TASK STATEMENT
Write each line out exactly, leaving none out.

RECORDS
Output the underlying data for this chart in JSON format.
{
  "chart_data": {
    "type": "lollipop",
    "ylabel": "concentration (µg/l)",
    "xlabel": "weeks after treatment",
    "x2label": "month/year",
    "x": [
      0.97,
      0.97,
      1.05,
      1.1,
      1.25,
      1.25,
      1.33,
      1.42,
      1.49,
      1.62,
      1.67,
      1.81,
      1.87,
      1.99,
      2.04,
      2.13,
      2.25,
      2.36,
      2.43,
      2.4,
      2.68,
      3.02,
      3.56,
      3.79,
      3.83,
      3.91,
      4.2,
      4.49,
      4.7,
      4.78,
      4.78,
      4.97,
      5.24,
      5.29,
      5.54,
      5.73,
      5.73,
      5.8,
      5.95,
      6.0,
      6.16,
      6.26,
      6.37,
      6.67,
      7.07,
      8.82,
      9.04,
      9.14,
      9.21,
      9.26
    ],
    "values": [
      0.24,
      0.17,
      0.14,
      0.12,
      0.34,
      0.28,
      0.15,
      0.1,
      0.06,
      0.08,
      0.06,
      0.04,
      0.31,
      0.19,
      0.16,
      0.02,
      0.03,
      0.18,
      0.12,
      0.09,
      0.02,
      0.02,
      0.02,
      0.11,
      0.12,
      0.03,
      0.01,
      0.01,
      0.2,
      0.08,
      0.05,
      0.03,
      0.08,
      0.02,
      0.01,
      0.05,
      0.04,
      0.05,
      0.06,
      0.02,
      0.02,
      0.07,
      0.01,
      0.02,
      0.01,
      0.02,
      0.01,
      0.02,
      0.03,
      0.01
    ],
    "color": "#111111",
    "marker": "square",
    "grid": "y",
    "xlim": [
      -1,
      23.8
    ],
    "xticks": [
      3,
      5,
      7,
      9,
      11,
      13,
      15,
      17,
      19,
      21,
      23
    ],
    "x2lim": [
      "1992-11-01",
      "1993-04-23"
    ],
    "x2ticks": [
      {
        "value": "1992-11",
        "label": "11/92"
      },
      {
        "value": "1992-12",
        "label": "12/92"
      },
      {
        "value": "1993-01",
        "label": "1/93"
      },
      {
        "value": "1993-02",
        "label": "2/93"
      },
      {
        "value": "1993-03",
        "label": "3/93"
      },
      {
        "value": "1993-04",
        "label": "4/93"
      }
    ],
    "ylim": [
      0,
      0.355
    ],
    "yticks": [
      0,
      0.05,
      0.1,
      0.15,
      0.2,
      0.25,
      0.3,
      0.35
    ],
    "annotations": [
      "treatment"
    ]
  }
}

SOLVED EXERCISE
Output the underlying data for this chart in JSON format.
{
  "chart_data": {
    "type": "lollipop",
    "ylabel": "concentration (µg/l)",
    "xlabel": "weeks after treatment",
    "x2label": "month/year",
    "x": [
      0.97,
      0.97,
      1.05,
      1.1,
      1.25,
      1.25,
      1.33,
      1.42,
      1.49,
      1.62,
      1.67,
      1.81,
      1.87,
      1.99,
      2.04,
      2.13,
      2.25,
      2.36,
      2.43,
      2.4,
      2.68,
      3.02,
      3.56,
      3.79,
      3.83,
      3.91,
      4.2,
      4.49,
      4.7,
      4.78,
      4.78,
      4.97,
      5.24,
      5.29,
      5.54,
      5.73,
      5.73,
      5.8,
      5.95,
      6.0,
      6.16,
      6.26,
      6.37,
      6.67,
      7.07,
      8.82,
      9.04,
      9.14,
      9.21,
      9.26
    ],
    "values": [
      0.24,
      0.17,
      0.14,
      0.12,
      0.34,
      0.28,
      0.15,
      0.1,
      0.06,
      0.08,
      0.06,
      0.04,
      0.31,
      0.19,
      0.16,
      0.02,
      0.03,
      0.18,
      0.12,
      0.09,
      0.02,
      0.02,
      0.02,
      0.11,
      0.12,
      0.03,
      0.01,
      0.01,
      0.2,
      0.08,
      0.05,
      0.03,
      0.08,
      0.02,
      0.01,
      0.05,
      0.04,
      0.05,
      0.06,
      0.02,
      0.02,
      0.07,
      0.01,
      0.02,
      0.01,
      0.02,
      0.01,
      0.02,
      0.03,
      0.01
    ],
    "color": "#111111",
    "marker": "square",
    "grid": "y",
    "xlim": [
      -1,
      23.8
    ],
    "xticks": [
      3,
      5,
      7,
      9,
      11,
      13,
      15,
      17,
      19,
      21,
      23
    ],
    "x2lim": [
      "1992-11-01",
      "1993-04-23"
    ],
    "x2ticks": [
      {
        "value": "1992-11",
        "label": "11/92"
      },
      {
        "value": "1992-12",
        "label": "12/92"
      },
      {
        "value": "1993-01",
        "label": "1/93"
      },
      {
        "value": "1993-02",
        "label": "2/93"
      },
      {
        "value": "1993-03",
        "label": "3/93"
      },
      {
        "value": "1993-04",
        "label": "4/93"
      }
    ],
    "ylim": [
      0,
      0.355
    ],
    "yticks": [
      0,
      0.05,
      0.1,
      0.15,
      0.2,
      0.25,
      0.3,
      0.35
    ],
    "annotations": [
      "treatment"
    ]
  }
}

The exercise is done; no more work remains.